[Required task] Output each entry verbatim and exclude every picture from it.

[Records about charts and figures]
** BEGIN **

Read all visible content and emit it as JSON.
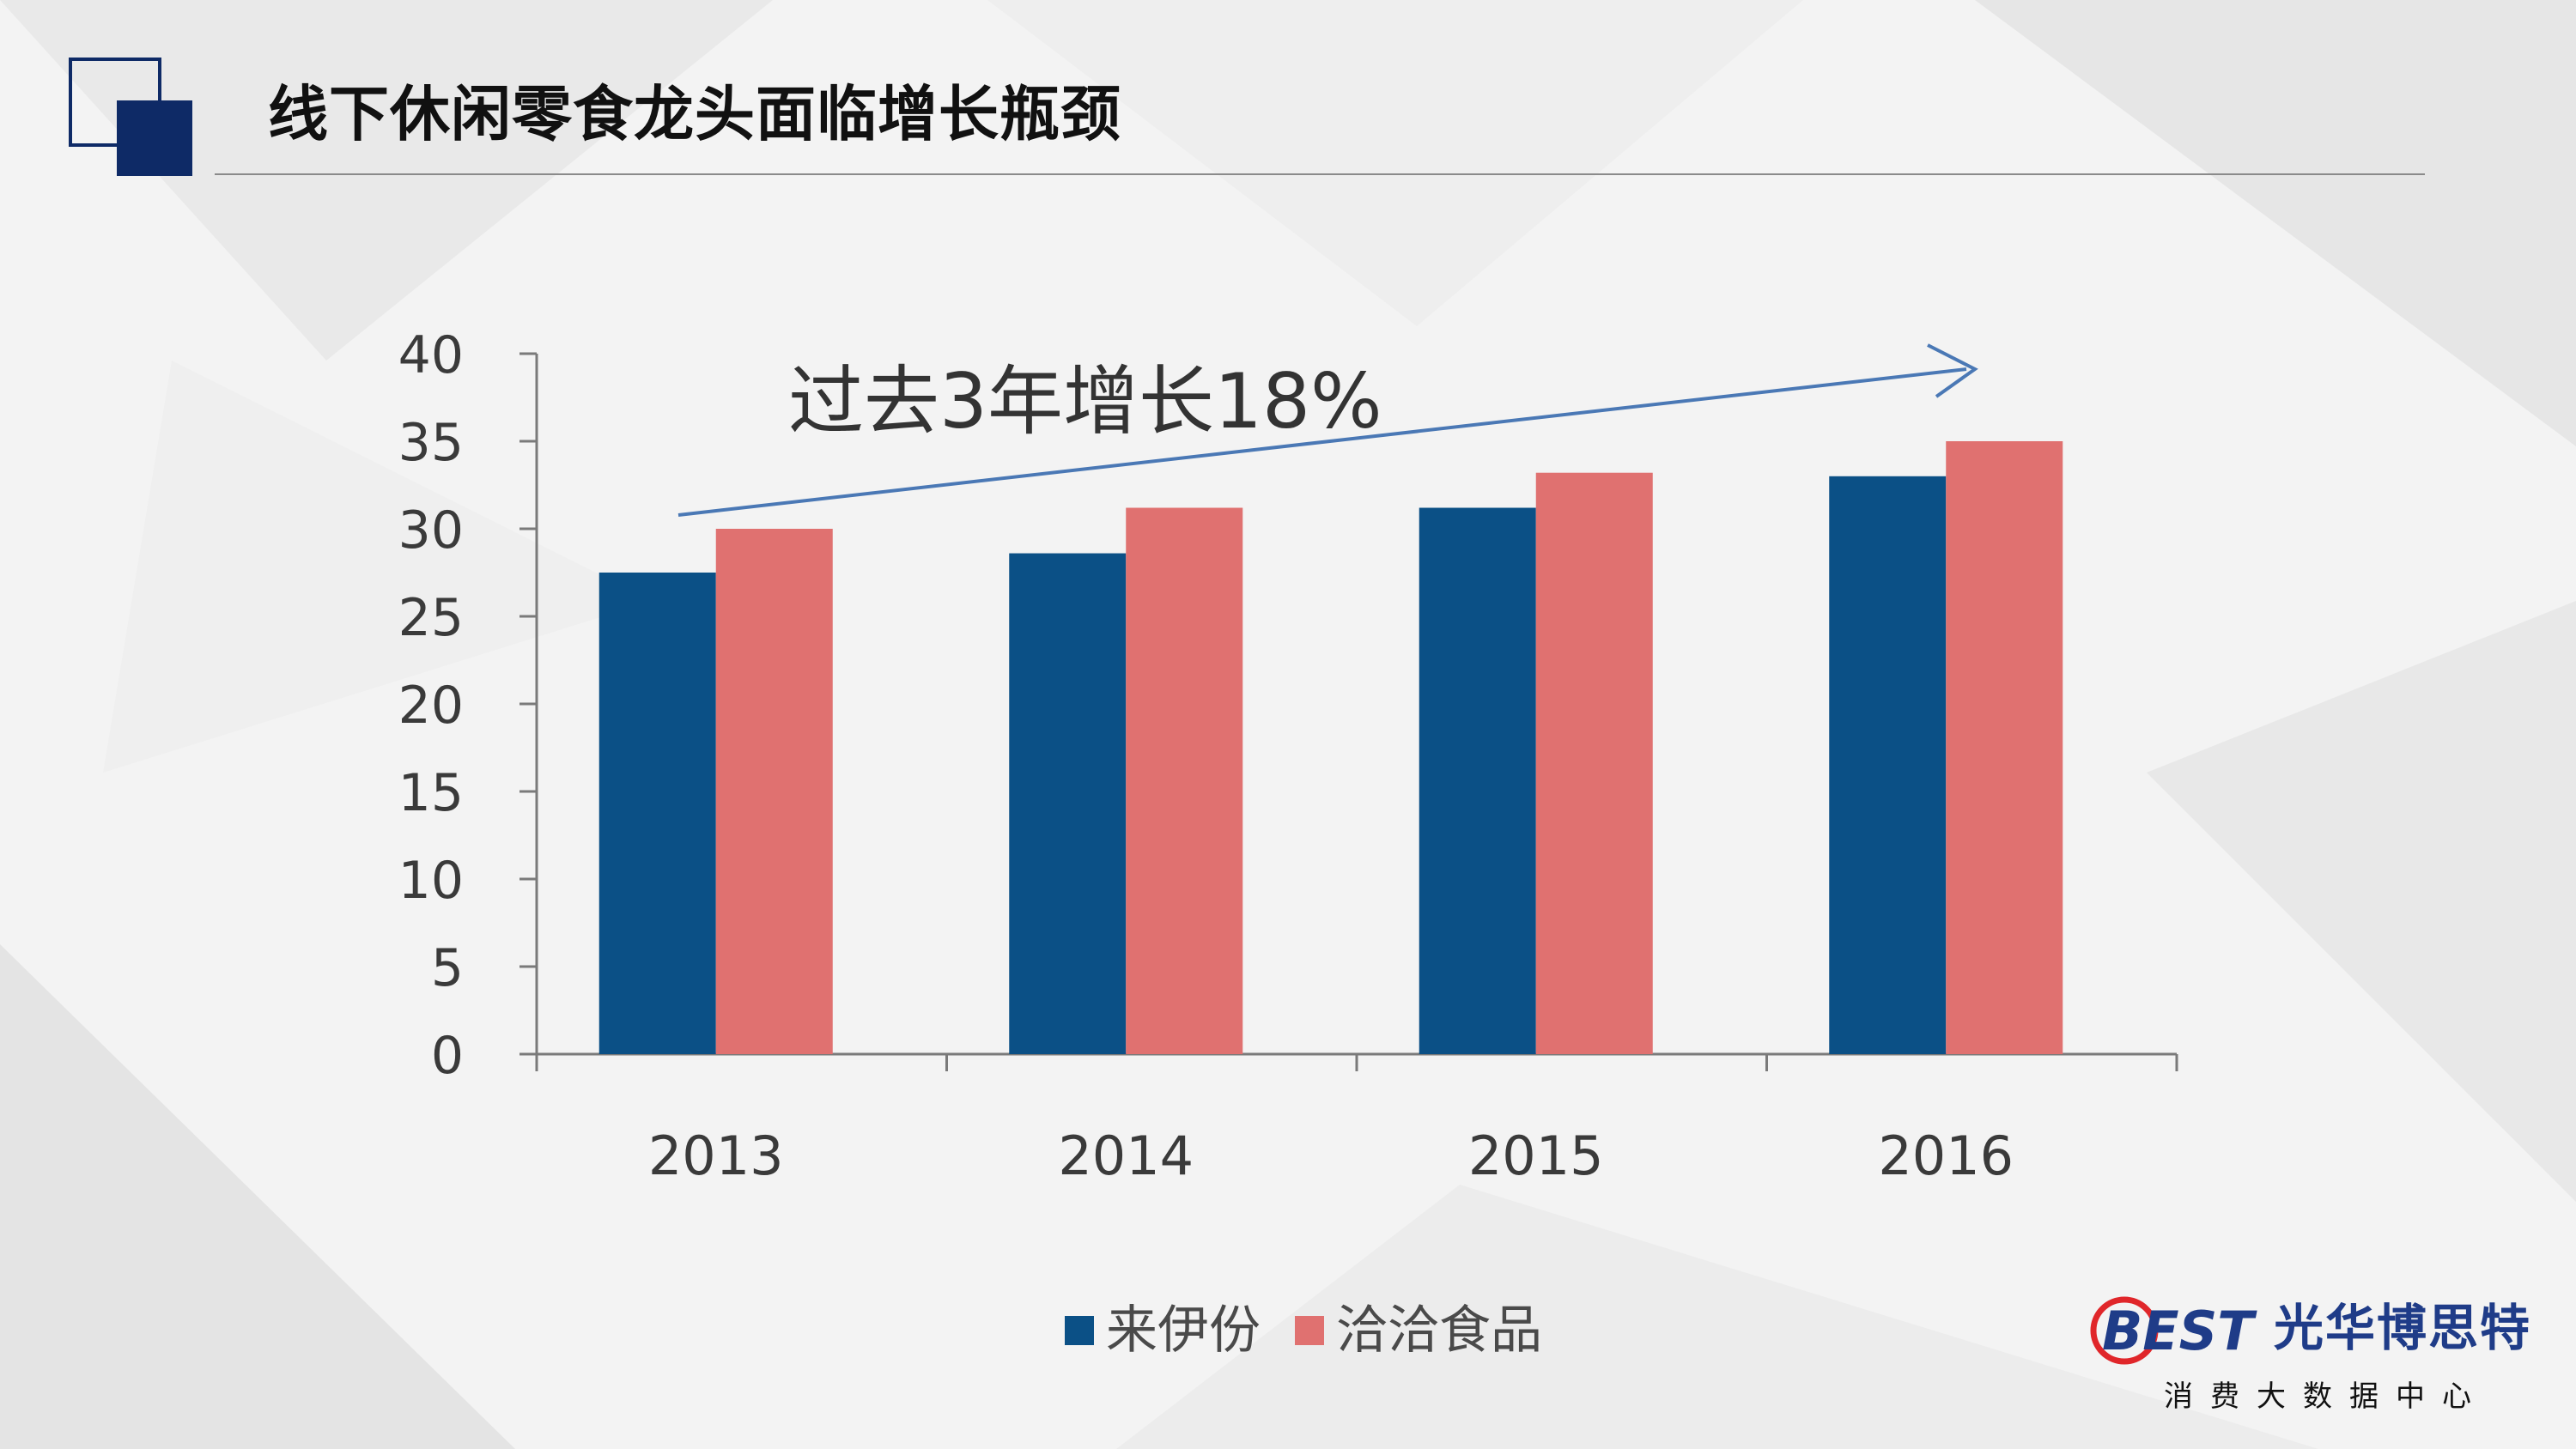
{
  "slide": {
    "title": "线下休闲零食龙头面临增长瓶颈"
  },
  "chart_data": {
    "type": "bar",
    "categories": [
      "2013",
      "2014",
      "2015",
      "2016"
    ],
    "series": [
      {
        "name": "来伊份",
        "values": [
          27.5,
          28.6,
          31.2,
          33.0
        ],
        "color": "#0b5086"
      },
      {
        "name": "洽洽食品",
        "values": [
          30.0,
          31.2,
          33.2,
          35.0
        ],
        "color": "#e07170"
      }
    ],
    "ylim": [
      0,
      40
    ],
    "yticks": [
      0,
      5,
      10,
      15,
      20,
      25,
      30,
      35,
      40
    ],
    "annotation": "过去3年增长18%",
    "legend_position": "bottom-center"
  },
  "brand": {
    "logo_text": "BEST",
    "name": "光华博思特",
    "subtitle": "消费大数据中心"
  },
  "colors": {
    "title_icon": "#0e2a66",
    "axis": "#7a7a7a",
    "arrow": "#4a78b5",
    "brand": "#1f3c88",
    "brand_accent": "#e0262a"
  }
}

** END **

[The reply]
Read all visible content and emit it as JSON.
{
  "slide": {
    "title": "线下休闲零食龙头面临增长瓶颈"
  },
  "chart_data": {
    "type": "bar",
    "categories": [
      "2013",
      "2014",
      "2015",
      "2016"
    ],
    "series": [
      {
        "name": "来伊份",
        "values": [
          27.5,
          28.6,
          31.2,
          33.0
        ],
        "color": "#0b5086"
      },
      {
        "name": "洽洽食品",
        "values": [
          30.0,
          31.2,
          33.2,
          35.0
        ],
        "color": "#e07170"
      }
    ],
    "ylim": [
      0,
      40
    ],
    "yticks": [
      0,
      5,
      10,
      15,
      20,
      25,
      30,
      35,
      40
    ],
    "annotation": "过去3年增长18%",
    "legend_position": "bottom-center"
  },
  "brand": {
    "logo_text": "BEST",
    "name": "光华博思特",
    "subtitle": "消费大数据中心"
  },
  "colors": {
    "title_icon": "#0e2a66",
    "axis": "#7a7a7a",
    "arrow": "#4a78b5",
    "brand": "#1f3c88",
    "brand_accent": "#e0262a"
  }
}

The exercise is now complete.